What you have to do:
Count the lines in the listing below that contain the string "Hello" and give only that number.

--- BEGIN Provided data ---

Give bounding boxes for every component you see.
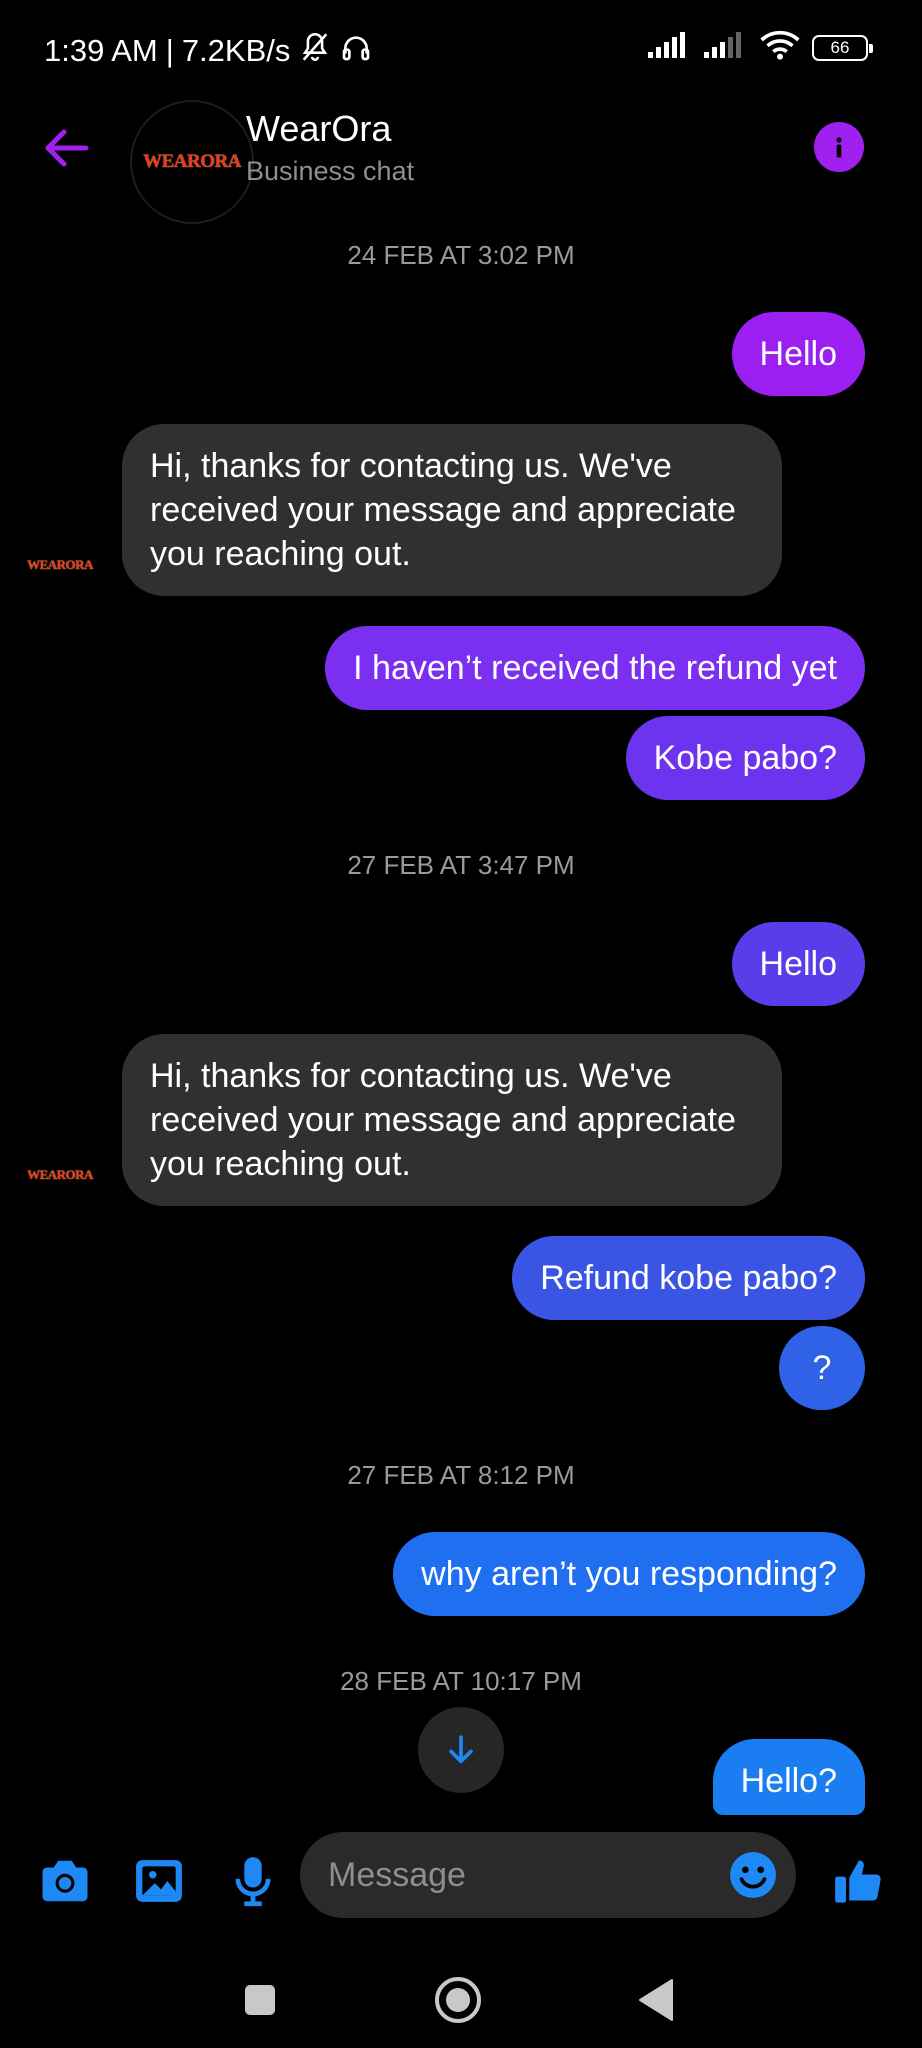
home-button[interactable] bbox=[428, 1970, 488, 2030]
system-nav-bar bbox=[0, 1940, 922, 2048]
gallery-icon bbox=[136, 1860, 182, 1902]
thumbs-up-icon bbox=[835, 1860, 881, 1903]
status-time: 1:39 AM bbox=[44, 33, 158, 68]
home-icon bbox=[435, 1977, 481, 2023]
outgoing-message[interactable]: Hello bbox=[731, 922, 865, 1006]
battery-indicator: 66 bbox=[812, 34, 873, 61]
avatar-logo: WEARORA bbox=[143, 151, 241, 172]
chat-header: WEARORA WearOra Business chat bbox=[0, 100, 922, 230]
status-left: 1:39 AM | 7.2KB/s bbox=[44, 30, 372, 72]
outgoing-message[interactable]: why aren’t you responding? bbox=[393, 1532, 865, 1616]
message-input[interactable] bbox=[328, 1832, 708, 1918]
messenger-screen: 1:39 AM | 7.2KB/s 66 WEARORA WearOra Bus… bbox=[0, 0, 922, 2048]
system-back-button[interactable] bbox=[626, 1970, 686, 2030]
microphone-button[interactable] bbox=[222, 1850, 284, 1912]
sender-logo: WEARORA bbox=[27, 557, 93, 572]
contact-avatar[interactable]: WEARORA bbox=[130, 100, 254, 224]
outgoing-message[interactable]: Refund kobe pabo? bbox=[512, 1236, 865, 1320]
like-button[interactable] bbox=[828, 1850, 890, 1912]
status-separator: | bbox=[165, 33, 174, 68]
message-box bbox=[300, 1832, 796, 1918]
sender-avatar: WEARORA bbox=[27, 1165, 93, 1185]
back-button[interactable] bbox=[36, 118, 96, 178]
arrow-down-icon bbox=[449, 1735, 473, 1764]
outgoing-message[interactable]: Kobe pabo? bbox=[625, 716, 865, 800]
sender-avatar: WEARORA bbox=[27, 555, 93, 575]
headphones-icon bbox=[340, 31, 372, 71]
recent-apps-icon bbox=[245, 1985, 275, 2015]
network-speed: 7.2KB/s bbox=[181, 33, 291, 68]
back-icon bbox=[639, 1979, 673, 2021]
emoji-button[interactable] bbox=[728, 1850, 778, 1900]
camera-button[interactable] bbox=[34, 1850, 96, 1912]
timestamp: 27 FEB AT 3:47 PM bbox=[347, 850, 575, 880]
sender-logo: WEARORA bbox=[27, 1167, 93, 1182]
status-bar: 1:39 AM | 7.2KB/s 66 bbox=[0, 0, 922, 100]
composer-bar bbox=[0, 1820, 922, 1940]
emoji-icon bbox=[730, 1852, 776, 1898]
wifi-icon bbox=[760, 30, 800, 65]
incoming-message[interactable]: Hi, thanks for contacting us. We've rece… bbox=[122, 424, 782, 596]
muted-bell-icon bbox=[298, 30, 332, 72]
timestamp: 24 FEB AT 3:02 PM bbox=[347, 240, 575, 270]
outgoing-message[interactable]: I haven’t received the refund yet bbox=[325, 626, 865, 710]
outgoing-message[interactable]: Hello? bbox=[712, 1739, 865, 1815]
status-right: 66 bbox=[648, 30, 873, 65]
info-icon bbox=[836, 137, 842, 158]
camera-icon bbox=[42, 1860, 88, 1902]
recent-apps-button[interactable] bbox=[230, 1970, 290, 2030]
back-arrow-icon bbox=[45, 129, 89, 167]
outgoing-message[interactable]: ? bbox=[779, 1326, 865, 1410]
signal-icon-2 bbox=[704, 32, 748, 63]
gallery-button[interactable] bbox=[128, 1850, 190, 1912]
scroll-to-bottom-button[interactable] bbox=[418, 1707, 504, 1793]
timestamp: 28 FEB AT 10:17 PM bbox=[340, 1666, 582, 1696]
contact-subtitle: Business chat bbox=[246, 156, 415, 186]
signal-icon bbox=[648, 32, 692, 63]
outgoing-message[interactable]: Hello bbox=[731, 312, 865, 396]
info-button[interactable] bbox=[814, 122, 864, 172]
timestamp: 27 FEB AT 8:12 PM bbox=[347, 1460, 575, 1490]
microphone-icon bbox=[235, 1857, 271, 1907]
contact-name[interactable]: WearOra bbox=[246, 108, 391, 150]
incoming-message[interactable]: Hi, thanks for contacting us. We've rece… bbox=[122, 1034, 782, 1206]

--- END Provided data ---

Solved problem:
3